-- BEGIN RECORDS FOR THIS TASK --

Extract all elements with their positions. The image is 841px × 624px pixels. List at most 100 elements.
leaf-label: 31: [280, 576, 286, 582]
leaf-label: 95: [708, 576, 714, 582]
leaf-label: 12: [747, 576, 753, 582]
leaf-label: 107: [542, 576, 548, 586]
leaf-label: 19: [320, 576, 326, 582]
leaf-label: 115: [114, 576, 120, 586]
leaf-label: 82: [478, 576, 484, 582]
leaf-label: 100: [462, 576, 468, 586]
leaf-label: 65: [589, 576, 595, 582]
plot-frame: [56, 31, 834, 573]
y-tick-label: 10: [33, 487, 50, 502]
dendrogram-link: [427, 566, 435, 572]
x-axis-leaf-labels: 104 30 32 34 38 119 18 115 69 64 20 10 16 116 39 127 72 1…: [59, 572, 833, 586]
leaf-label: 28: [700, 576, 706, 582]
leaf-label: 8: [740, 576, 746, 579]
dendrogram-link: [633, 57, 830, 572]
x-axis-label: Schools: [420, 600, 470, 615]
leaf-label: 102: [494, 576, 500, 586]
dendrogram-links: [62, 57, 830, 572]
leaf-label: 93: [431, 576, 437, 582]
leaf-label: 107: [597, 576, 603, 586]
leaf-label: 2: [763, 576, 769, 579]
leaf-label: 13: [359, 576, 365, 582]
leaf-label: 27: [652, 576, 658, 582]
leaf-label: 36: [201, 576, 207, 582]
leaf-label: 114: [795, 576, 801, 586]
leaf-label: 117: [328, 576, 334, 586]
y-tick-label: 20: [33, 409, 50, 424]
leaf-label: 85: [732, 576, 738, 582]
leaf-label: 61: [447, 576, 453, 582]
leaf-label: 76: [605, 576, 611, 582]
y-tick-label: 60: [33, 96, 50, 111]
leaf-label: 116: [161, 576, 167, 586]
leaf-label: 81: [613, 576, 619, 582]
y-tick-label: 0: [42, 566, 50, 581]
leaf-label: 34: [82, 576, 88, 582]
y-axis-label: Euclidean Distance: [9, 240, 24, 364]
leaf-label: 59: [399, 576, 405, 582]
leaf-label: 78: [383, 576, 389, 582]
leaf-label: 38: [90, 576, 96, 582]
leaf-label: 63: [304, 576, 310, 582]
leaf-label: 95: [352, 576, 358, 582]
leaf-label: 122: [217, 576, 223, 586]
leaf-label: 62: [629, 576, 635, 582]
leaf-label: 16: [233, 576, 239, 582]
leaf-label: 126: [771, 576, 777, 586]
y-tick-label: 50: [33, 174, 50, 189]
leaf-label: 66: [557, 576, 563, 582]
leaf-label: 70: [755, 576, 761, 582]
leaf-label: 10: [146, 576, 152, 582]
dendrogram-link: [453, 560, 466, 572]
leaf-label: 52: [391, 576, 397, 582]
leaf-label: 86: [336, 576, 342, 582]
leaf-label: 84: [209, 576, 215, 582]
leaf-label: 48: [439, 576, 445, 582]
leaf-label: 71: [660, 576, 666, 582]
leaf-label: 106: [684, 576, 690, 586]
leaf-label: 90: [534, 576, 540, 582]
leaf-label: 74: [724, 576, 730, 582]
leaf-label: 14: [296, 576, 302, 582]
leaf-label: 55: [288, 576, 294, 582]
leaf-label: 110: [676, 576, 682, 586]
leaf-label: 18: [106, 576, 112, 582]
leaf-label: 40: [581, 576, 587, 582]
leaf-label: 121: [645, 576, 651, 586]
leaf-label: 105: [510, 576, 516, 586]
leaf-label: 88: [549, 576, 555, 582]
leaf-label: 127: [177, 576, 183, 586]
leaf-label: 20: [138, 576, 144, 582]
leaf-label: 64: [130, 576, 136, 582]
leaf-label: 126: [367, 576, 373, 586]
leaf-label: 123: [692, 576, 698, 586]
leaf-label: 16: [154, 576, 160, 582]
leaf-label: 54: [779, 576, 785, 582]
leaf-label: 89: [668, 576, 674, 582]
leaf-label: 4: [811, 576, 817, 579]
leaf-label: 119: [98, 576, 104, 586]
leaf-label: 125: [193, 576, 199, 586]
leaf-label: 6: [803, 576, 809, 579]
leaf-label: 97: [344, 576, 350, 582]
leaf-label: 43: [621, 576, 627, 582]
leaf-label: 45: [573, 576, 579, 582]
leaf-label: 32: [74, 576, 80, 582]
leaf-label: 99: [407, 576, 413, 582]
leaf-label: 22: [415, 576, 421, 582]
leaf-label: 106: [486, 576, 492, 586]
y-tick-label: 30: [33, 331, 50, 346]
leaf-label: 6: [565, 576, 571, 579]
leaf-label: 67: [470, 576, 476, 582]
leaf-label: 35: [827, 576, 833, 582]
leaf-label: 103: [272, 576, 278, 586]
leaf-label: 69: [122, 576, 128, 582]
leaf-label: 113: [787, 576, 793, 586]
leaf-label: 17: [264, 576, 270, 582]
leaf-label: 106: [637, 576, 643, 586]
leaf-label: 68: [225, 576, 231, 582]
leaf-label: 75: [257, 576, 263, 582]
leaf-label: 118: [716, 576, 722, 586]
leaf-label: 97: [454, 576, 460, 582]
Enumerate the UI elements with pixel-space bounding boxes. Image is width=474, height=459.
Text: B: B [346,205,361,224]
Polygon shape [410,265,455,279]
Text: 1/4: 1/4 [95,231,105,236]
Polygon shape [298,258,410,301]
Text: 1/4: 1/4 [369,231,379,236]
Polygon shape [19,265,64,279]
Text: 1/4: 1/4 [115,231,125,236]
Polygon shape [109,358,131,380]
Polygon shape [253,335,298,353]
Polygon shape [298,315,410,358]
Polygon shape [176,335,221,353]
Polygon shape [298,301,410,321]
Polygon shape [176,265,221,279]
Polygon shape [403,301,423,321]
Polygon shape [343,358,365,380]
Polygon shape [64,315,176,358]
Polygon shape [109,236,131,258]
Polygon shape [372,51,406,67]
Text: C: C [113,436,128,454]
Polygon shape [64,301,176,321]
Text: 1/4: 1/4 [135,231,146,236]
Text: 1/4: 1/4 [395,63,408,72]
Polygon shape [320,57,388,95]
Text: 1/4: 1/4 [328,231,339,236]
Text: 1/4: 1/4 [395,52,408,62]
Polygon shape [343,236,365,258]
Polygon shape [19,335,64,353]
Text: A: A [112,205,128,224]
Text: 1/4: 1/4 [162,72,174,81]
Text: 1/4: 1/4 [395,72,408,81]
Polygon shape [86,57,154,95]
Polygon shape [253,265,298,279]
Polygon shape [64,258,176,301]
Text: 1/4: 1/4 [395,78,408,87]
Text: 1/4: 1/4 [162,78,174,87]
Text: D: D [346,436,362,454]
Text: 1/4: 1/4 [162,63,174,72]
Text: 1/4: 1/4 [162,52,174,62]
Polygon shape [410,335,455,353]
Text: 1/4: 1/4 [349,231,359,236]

-- END RECORDS FOR THIS TASK --

> _EXERCISE BRIEF_: Please return all of the items above unchanged, line for line.

> _RESULT OF THIS TASK_:
Extract all elements with their positions. The image is 841px × 624px pixels. List at most 100 elements.
leaf-label: 31: [280, 576, 286, 582]
leaf-label: 95: [708, 576, 714, 582]
leaf-label: 12: [747, 576, 753, 582]
leaf-label: 107: [542, 576, 548, 586]
leaf-label: 19: [320, 576, 326, 582]
leaf-label: 115: [114, 576, 120, 586]
leaf-label: 82: [478, 576, 484, 582]
leaf-label: 100: [462, 576, 468, 586]
leaf-label: 65: [589, 576, 595, 582]
plot-frame: [56, 31, 834, 573]
y-tick-label: 10: [33, 487, 50, 502]
dendrogram-link: [427, 566, 435, 572]
x-axis-leaf-labels: 104 30 32 34 38 119 18 115 69 64 20 10 16 116 39 127 72 1…: [59, 572, 833, 586]
leaf-label: 28: [700, 576, 706, 582]
leaf-label: 8: [740, 576, 746, 579]
dendrogram-link: [633, 57, 830, 572]
x-axis-label: Schools: [420, 600, 470, 615]
leaf-label: 102: [494, 576, 500, 586]
dendrogram-links: [62, 57, 830, 572]
leaf-label: 93: [431, 576, 437, 582]
leaf-label: 107: [597, 576, 603, 586]
leaf-label: 2: [763, 576, 769, 579]
leaf-label: 13: [359, 576, 365, 582]
leaf-label: 27: [652, 576, 658, 582]
leaf-label: 36: [201, 576, 207, 582]
leaf-label: 114: [795, 576, 801, 586]
leaf-label: 117: [328, 576, 334, 586]
y-tick-label: 20: [33, 409, 50, 424]
leaf-label: 85: [732, 576, 738, 582]
leaf-label: 61: [447, 576, 453, 582]
leaf-label: 76: [605, 576, 611, 582]
y-tick-label: 60: [33, 96, 50, 111]
leaf-label: 116: [161, 576, 167, 586]
leaf-label: 81: [613, 576, 619, 582]
y-tick-label: 0: [42, 566, 50, 581]
leaf-label: 34: [82, 576, 88, 582]
y-axis-label: Euclidean Distance: [9, 240, 24, 364]
leaf-label: 59: [399, 576, 405, 582]
leaf-label: 78: [383, 576, 389, 582]
leaf-label: 38: [90, 576, 96, 582]
leaf-label: 63: [304, 576, 310, 582]
leaf-label: 95: [352, 576, 358, 582]
leaf-label: 122: [217, 576, 223, 586]
leaf-label: 62: [629, 576, 635, 582]
leaf-label: 16: [233, 576, 239, 582]
leaf-label: 126: [771, 576, 777, 586]
y-tick-label: 50: [33, 174, 50, 189]
leaf-label: 66: [557, 576, 563, 582]
leaf-label: 70: [755, 576, 761, 582]
leaf-label: 10: [146, 576, 152, 582]
dendrogram-link: [453, 560, 466, 572]
leaf-label: 52: [391, 576, 397, 582]
leaf-label: 86: [336, 576, 342, 582]
leaf-label: 84: [209, 576, 215, 582]
leaf-label: 48: [439, 576, 445, 582]
leaf-label: 71: [660, 576, 666, 582]
leaf-label: 106: [684, 576, 690, 586]
leaf-label: 90: [534, 576, 540, 582]
leaf-label: 74: [724, 576, 730, 582]
leaf-label: 14: [296, 576, 302, 582]
leaf-label: 55: [288, 576, 294, 582]
leaf-label: 110: [676, 576, 682, 586]
leaf-label: 18: [106, 576, 112, 582]
leaf-label: 40: [581, 576, 587, 582]
leaf-label: 121: [645, 576, 651, 586]
leaf-label: 105: [510, 576, 516, 586]
leaf-label: 88: [549, 576, 555, 582]
leaf-label: 127: [177, 576, 183, 586]
leaf-label: 20: [138, 576, 144, 582]
leaf-label: 64: [130, 576, 136, 582]
leaf-label: 126: [367, 576, 373, 586]
leaf-label: 123: [692, 576, 698, 586]
leaf-label: 16: [154, 576, 160, 582]
leaf-label: 54: [779, 576, 785, 582]
leaf-label: 89: [668, 576, 674, 582]
leaf-label: 4: [811, 576, 817, 579]
leaf-label: 119: [98, 576, 104, 586]
leaf-label: 125: [193, 576, 199, 586]
leaf-label: 6: [803, 576, 809, 579]
leaf-label: 97: [344, 576, 350, 582]
leaf-label: 43: [621, 576, 627, 582]
leaf-label: 45: [573, 576, 579, 582]
leaf-label: 32: [74, 576, 80, 582]
leaf-label: 99: [407, 576, 413, 582]
leaf-label: 22: [415, 576, 421, 582]
leaf-label: 106: [486, 576, 492, 586]
y-tick-label: 30: [33, 331, 50, 346]
leaf-label: 6: [565, 576, 571, 579]
leaf-label: 67: [470, 576, 476, 582]
leaf-label: 35: [827, 576, 833, 582]
leaf-label: 103: [272, 576, 278, 586]
leaf-label: 69: [122, 576, 128, 582]
leaf-label: 113: [787, 576, 793, 586]
leaf-label: 17: [264, 576, 270, 582]
leaf-label: 106: [637, 576, 643, 586]
leaf-label: 68: [225, 576, 231, 582]
leaf-label: 75: [257, 576, 263, 582]
leaf-label: 118: [716, 576, 722, 586]
leaf-label: 97: [454, 576, 460, 582]
Enumerate the UI elements with pixel-space bounding boxes. Image is width=474, height=459.
Text: B: B [346,205,361,224]
Polygon shape [410,265,455,279]
Text: 1/4: 1/4 [95,231,105,236]
Polygon shape [298,258,410,301]
Text: 1/4: 1/4 [369,231,379,236]
Polygon shape [19,265,64,279]
Text: 1/4: 1/4 [115,231,125,236]
Polygon shape [109,358,131,380]
Polygon shape [253,335,298,353]
Polygon shape [298,315,410,358]
Polygon shape [176,335,221,353]
Polygon shape [298,301,410,321]
Polygon shape [176,265,221,279]
Polygon shape [403,301,423,321]
Polygon shape [343,358,365,380]
Polygon shape [64,315,176,358]
Polygon shape [109,236,131,258]
Polygon shape [372,51,406,67]
Text: C: C [113,436,128,454]
Polygon shape [64,301,176,321]
Text: 1/4: 1/4 [135,231,146,236]
Text: 1/4: 1/4 [395,63,408,72]
Polygon shape [320,57,388,95]
Text: 1/4: 1/4 [328,231,339,236]
Text: 1/4: 1/4 [395,52,408,62]
Polygon shape [343,236,365,258]
Polygon shape [19,335,64,353]
Text: A: A [112,205,128,224]
Text: 1/4: 1/4 [162,72,174,81]
Text: 1/4: 1/4 [395,72,408,81]
Polygon shape [86,57,154,95]
Polygon shape [253,265,298,279]
Polygon shape [64,258,176,301]
Text: 1/4: 1/4 [395,78,408,87]
Text: 1/4: 1/4 [162,78,174,87]
Text: D: D [346,436,362,454]
Text: 1/4: 1/4 [162,63,174,72]
Text: 1/4: 1/4 [162,52,174,62]
Polygon shape [410,335,455,353]
Text: 1/4: 1/4 [349,231,359,236]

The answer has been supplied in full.